Extract the lines from the first one through the line containing "- value-label: 9.13: [498, 484, 529, 501]", both included, and reproduce them without any change.
━━ Available data ━━
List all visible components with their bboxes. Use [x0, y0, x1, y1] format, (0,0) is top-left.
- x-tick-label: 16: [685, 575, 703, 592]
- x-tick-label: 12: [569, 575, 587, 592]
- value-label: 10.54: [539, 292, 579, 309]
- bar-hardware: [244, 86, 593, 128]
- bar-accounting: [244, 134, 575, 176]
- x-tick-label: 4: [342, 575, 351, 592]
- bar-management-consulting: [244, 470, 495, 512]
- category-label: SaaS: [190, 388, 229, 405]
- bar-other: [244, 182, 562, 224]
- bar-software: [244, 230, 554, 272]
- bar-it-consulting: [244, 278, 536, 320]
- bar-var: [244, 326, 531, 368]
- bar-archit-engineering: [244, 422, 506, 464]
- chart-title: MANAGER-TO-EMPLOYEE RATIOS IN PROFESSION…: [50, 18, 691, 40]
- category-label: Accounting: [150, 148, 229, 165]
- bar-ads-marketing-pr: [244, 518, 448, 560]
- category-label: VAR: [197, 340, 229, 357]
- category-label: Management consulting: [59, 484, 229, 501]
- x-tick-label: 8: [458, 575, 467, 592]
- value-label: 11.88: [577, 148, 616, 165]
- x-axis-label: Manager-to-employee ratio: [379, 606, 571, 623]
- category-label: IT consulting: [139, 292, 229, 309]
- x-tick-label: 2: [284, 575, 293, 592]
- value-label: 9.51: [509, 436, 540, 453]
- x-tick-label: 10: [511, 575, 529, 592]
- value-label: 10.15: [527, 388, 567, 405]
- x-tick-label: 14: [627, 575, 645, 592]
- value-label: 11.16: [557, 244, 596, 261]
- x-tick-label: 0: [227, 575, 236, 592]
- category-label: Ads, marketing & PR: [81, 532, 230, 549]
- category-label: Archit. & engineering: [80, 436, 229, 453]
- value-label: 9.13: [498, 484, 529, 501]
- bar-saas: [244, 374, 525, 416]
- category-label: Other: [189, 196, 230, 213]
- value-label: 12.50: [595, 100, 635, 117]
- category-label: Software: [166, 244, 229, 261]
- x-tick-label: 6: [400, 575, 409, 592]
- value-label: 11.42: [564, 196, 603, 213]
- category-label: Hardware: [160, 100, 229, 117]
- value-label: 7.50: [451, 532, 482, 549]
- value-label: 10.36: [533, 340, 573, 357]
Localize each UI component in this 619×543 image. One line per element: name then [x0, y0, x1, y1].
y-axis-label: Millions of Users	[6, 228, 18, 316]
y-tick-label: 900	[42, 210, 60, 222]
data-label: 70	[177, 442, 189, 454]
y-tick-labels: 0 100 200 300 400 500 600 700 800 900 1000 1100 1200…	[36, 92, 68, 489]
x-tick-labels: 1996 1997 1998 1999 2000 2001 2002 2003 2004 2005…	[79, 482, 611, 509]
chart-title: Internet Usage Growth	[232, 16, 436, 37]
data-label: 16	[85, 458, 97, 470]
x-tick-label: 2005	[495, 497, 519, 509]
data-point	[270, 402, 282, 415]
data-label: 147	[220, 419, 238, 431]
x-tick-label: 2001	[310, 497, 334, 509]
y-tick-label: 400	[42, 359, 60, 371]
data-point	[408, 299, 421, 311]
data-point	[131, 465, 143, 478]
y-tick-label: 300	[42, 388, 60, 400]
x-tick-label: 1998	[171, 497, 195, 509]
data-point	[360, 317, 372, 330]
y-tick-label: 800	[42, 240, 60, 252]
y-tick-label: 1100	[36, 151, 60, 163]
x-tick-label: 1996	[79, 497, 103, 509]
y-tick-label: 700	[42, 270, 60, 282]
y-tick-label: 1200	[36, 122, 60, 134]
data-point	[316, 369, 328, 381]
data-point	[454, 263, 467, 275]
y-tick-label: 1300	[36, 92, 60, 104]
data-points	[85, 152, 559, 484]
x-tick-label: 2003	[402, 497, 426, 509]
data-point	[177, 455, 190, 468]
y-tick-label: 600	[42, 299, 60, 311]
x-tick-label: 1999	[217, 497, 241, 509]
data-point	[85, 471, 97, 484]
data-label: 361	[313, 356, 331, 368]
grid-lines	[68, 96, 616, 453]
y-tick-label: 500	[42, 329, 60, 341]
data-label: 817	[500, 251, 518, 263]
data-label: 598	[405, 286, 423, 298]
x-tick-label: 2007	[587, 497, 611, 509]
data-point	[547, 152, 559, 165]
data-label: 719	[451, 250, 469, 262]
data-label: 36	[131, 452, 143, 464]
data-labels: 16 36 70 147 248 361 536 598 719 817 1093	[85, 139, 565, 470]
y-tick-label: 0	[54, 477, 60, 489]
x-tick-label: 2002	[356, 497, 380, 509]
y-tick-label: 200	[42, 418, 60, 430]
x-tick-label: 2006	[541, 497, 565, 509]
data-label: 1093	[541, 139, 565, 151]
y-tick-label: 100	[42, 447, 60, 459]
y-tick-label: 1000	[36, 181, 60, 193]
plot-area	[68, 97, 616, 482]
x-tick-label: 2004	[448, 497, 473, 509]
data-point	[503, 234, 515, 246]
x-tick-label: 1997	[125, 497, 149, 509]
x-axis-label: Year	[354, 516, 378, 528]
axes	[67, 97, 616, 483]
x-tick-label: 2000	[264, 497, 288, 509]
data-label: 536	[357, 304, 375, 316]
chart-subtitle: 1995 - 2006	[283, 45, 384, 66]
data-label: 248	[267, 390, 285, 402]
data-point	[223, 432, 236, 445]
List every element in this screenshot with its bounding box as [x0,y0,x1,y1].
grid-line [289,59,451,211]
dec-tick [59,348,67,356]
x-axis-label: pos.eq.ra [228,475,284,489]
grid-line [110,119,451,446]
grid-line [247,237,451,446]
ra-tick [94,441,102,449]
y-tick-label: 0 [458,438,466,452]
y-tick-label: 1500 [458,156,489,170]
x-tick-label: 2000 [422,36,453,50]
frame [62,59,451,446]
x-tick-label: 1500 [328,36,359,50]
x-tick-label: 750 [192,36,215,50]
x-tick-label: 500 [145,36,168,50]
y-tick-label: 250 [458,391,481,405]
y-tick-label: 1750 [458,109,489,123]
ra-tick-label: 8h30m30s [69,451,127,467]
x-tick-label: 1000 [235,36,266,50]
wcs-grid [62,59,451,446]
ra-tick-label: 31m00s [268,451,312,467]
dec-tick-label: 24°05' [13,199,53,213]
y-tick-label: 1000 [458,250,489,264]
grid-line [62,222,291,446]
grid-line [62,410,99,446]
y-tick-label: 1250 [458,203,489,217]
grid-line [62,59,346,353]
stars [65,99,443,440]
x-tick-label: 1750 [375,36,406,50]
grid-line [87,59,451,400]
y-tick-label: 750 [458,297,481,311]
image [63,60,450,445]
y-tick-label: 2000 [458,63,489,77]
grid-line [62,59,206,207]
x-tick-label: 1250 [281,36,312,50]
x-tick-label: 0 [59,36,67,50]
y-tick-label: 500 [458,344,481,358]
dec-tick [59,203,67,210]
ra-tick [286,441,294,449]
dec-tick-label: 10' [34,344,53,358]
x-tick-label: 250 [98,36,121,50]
━━━
• **Answer**:
List all visible components with their bboxes. Use [x0, y0, x1, y1] format, (0,0) is top-left.
- x-tick-label: 16: [685, 575, 703, 592]
- x-tick-label: 12: [569, 575, 587, 592]
- value-label: 10.54: [539, 292, 579, 309]
- bar-hardware: [244, 86, 593, 128]
- bar-accounting: [244, 134, 575, 176]
- x-tick-label: 4: [342, 575, 351, 592]
- bar-management-consulting: [244, 470, 495, 512]
- category-label: SaaS: [190, 388, 229, 405]
- bar-other: [244, 182, 562, 224]
- bar-software: [244, 230, 554, 272]
- bar-it-consulting: [244, 278, 536, 320]
- bar-var: [244, 326, 531, 368]
- bar-archit-engineering: [244, 422, 506, 464]
- chart-title: MANAGER-TO-EMPLOYEE RATIOS IN PROFESSION…: [50, 18, 691, 40]
- category-label: Accounting: [150, 148, 229, 165]
- bar-ads-marketing-pr: [244, 518, 448, 560]
- category-label: VAR: [197, 340, 229, 357]
- category-label: Management consulting: [59, 484, 229, 501]
- x-tick-label: 8: [458, 575, 467, 592]
- value-label: 11.88: [577, 148, 616, 165]
- x-axis-label: Manager-to-employee ratio: [379, 606, 571, 623]
- category-label: IT consulting: [139, 292, 229, 309]
- x-tick-label: 2: [284, 575, 293, 592]
- value-label: 9.51: [509, 436, 540, 453]
- x-tick-label: 10: [511, 575, 529, 592]
- value-label: 10.15: [527, 388, 567, 405]
- x-tick-label: 14: [627, 575, 645, 592]
- value-label: 11.16: [557, 244, 596, 261]
- x-tick-label: 0: [227, 575, 236, 592]
- category-label: Ads, marketing & PR: [81, 532, 230, 549]
- category-label: Archit. & engineering: [80, 436, 229, 453]
- value-label: 9.13: [498, 484, 529, 501]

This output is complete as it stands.